**Work required:** Reproduce the lines of the material starting with the line containing "step-4-number: 4 bbox=[878, 10, 902, 34]" and going on through the line containing "step-connector-1 bbox=[121, 22, 287, 23]", replacing "check-icon" with "done-icon" and leaving everything else unchanged.

*** Records for the exercise

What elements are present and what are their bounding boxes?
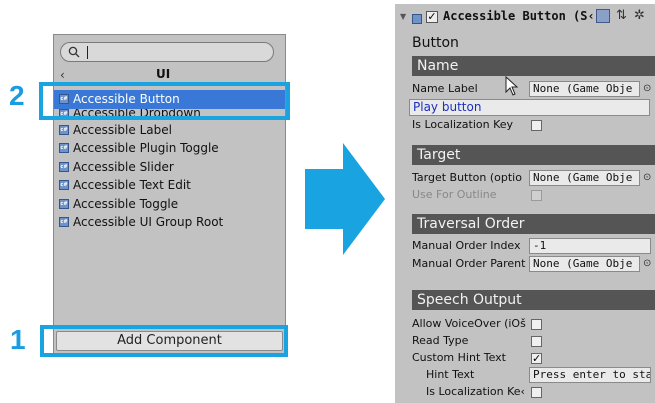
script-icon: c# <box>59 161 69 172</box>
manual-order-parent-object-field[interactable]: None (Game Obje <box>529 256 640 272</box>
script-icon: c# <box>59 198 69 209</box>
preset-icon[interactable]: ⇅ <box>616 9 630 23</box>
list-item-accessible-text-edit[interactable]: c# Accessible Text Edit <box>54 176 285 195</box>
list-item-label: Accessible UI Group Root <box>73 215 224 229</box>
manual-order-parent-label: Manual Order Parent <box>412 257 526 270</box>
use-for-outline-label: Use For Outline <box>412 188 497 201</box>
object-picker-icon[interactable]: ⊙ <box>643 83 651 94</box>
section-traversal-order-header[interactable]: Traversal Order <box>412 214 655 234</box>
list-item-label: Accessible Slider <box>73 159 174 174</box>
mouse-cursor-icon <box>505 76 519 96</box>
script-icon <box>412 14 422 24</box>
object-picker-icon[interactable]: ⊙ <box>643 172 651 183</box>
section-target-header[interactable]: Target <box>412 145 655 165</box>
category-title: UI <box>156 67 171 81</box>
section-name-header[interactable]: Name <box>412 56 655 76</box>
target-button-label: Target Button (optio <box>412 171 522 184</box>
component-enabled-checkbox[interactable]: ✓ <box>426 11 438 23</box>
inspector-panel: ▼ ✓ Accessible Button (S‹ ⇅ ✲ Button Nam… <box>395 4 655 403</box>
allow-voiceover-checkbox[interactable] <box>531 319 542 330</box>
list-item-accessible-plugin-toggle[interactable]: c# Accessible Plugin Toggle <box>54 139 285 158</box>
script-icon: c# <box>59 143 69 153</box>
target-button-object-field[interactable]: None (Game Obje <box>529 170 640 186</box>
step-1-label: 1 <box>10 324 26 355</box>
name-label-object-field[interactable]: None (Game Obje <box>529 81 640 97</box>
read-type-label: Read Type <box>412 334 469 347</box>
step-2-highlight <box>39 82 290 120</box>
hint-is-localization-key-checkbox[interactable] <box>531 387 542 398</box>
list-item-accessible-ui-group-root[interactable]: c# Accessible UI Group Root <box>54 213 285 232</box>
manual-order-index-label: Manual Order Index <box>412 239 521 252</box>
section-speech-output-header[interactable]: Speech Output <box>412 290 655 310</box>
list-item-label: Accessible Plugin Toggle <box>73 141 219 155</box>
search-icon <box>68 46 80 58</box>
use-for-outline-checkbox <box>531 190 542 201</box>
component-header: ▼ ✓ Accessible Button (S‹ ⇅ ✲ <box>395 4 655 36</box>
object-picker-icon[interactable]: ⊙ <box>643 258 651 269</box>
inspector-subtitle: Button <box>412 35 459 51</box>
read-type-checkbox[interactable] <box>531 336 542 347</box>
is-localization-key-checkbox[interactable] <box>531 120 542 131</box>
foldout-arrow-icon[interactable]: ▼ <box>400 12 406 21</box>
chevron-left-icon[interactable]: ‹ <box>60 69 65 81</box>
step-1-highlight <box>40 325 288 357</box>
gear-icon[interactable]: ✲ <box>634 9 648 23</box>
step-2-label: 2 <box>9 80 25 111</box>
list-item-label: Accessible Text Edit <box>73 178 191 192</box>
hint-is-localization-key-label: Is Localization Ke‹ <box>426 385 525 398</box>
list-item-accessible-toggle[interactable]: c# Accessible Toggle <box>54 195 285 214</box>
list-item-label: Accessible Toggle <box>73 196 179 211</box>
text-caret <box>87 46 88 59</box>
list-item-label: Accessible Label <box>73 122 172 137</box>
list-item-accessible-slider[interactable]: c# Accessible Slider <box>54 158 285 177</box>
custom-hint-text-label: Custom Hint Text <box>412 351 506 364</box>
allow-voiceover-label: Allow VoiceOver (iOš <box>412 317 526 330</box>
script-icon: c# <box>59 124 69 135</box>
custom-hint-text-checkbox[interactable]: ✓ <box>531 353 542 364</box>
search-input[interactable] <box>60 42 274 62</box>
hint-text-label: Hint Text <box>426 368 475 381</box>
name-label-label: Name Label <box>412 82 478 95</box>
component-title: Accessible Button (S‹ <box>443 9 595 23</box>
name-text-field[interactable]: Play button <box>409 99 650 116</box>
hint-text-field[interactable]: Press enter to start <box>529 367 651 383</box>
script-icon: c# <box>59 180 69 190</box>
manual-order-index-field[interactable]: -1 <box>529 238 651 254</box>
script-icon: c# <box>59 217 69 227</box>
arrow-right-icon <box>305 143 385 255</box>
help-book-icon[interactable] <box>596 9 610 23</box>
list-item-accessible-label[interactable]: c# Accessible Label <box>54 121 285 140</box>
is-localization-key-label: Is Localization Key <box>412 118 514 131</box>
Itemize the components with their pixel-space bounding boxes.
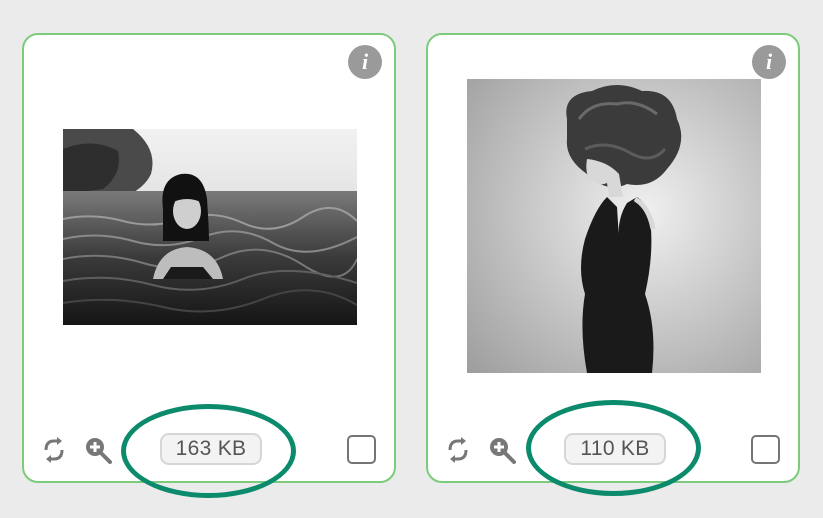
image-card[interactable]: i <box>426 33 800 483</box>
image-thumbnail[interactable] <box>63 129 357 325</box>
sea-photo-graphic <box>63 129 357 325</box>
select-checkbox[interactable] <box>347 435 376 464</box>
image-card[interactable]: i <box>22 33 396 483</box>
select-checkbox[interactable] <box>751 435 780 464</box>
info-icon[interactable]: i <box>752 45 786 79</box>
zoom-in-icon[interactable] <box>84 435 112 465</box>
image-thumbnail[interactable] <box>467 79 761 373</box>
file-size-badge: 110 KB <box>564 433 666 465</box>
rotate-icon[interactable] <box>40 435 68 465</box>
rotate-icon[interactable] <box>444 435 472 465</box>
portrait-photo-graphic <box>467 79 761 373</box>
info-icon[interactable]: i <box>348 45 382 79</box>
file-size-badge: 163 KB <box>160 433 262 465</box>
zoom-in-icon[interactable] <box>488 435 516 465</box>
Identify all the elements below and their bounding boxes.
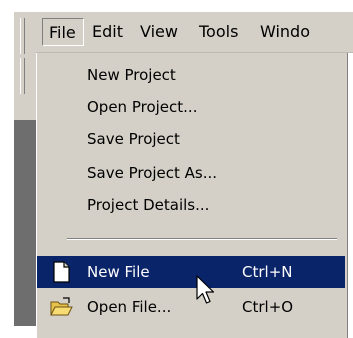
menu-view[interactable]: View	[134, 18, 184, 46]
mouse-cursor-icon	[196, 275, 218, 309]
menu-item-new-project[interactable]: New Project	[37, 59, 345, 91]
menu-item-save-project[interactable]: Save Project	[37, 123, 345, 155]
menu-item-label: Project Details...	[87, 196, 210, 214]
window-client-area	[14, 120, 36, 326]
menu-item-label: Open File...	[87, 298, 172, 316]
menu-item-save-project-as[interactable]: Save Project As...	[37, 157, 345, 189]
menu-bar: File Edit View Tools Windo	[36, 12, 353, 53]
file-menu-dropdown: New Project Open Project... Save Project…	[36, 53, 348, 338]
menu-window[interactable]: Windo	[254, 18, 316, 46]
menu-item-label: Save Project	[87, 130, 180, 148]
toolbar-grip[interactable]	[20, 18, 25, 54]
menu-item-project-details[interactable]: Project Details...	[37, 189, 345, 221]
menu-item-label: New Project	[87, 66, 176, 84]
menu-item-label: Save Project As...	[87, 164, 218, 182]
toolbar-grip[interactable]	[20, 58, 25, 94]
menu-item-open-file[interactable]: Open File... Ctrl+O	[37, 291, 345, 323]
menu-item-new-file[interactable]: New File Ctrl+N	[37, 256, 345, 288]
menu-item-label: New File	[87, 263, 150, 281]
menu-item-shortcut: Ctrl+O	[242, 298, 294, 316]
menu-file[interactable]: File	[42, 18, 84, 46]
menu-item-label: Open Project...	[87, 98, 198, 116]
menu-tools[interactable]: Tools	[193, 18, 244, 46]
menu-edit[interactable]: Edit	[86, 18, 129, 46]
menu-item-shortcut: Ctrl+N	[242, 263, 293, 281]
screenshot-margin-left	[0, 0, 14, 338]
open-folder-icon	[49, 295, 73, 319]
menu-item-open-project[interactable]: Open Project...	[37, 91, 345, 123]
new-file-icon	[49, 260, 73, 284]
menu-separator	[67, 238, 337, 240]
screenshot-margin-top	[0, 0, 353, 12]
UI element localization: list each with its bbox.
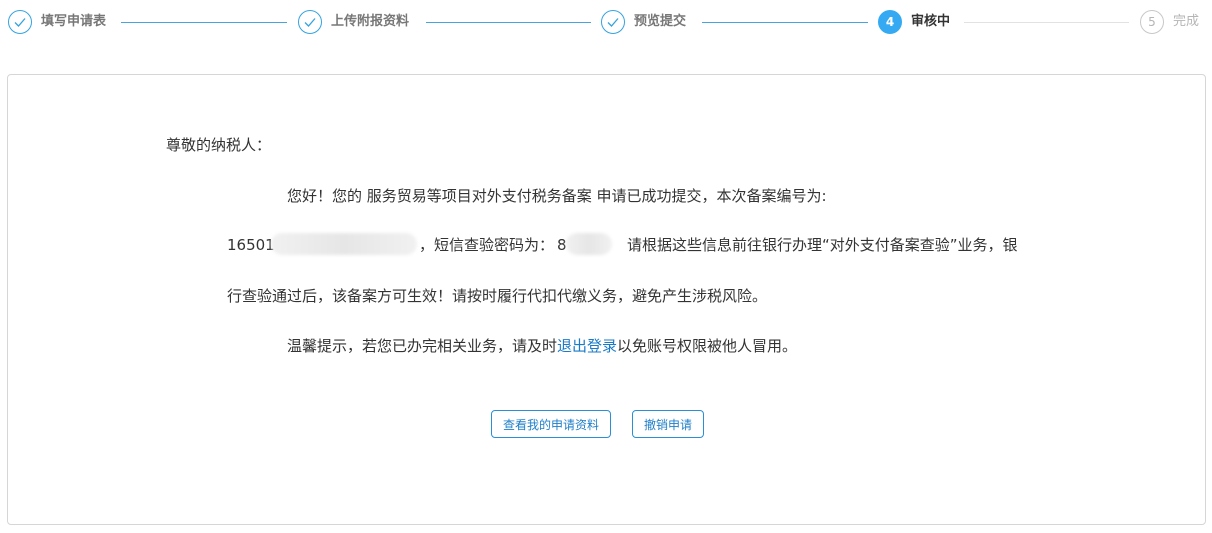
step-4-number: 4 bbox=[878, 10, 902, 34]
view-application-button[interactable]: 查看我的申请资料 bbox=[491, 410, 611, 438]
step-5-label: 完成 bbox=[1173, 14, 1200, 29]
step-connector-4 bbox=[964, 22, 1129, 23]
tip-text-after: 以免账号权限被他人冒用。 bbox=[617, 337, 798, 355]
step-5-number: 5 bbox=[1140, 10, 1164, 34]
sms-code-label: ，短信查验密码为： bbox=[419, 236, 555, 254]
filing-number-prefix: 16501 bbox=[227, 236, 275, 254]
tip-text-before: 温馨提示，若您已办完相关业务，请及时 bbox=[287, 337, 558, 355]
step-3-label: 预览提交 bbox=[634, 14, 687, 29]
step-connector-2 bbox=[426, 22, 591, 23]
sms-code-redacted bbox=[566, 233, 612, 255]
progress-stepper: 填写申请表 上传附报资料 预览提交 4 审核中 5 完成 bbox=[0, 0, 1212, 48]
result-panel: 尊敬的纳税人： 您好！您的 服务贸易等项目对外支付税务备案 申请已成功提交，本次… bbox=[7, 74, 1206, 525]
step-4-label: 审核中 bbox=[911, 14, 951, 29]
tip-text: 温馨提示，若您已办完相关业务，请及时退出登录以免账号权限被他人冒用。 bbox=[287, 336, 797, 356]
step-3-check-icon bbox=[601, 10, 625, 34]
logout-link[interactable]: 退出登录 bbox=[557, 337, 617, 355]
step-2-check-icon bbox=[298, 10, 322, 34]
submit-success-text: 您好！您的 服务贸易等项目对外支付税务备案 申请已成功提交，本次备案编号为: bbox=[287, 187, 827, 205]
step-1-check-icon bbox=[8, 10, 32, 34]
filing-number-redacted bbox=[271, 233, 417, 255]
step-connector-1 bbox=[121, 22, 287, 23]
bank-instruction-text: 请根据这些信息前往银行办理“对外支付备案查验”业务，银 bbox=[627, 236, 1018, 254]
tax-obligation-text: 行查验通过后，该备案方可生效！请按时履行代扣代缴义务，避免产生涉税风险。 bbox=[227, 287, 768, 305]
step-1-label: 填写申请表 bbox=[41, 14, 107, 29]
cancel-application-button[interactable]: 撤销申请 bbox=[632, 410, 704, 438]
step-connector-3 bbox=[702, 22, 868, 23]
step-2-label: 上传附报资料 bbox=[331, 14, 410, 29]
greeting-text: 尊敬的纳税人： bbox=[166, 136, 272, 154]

******

**Reply to the task:**
step-4-number: 4 bbox=[878, 10, 902, 34]
view-application-button[interactable]: 查看我的申请资料 bbox=[491, 410, 611, 438]
step-5-label: 完成 bbox=[1173, 14, 1200, 29]
step-connector-4 bbox=[964, 22, 1129, 23]
tip-text-after: 以免账号权限被他人冒用。 bbox=[617, 337, 798, 355]
step-5-number: 5 bbox=[1140, 10, 1164, 34]
sms-code-label: ，短信查验密码为： bbox=[419, 236, 555, 254]
filing-number-prefix: 16501 bbox=[227, 236, 275, 254]
tip-text-before: 温馨提示，若您已办完相关业务，请及时 bbox=[287, 337, 558, 355]
step-3-label: 预览提交 bbox=[634, 14, 687, 29]
step-connector-2 bbox=[426, 22, 591, 23]
sms-code-redacted bbox=[566, 233, 612, 255]
progress-stepper: 填写申请表 上传附报资料 预览提交 4 审核中 5 完成 bbox=[0, 0, 1212, 48]
result-panel: 尊敬的纳税人： 您好！您的 服务贸易等项目对外支付税务备案 申请已成功提交，本次… bbox=[7, 74, 1206, 525]
step-4-label: 审核中 bbox=[911, 14, 951, 29]
tip-text: 温馨提示，若您已办完相关业务，请及时退出登录以免账号权限被他人冒用。 bbox=[287, 336, 797, 356]
step-3-done-icon bbox=[601, 10, 625, 34]
logout-link[interactable]: 退出登录 bbox=[557, 337, 617, 355]
step-2-done-icon bbox=[298, 10, 322, 34]
submit-success-text: 您好！您的 服务贸易等项目对外支付税务备案 申请已成功提交，本次备案编号为: bbox=[287, 187, 827, 205]
step-1-done-icon bbox=[8, 10, 32, 34]
filing-number-redacted bbox=[271, 233, 417, 255]
step-connector-1 bbox=[121, 22, 287, 23]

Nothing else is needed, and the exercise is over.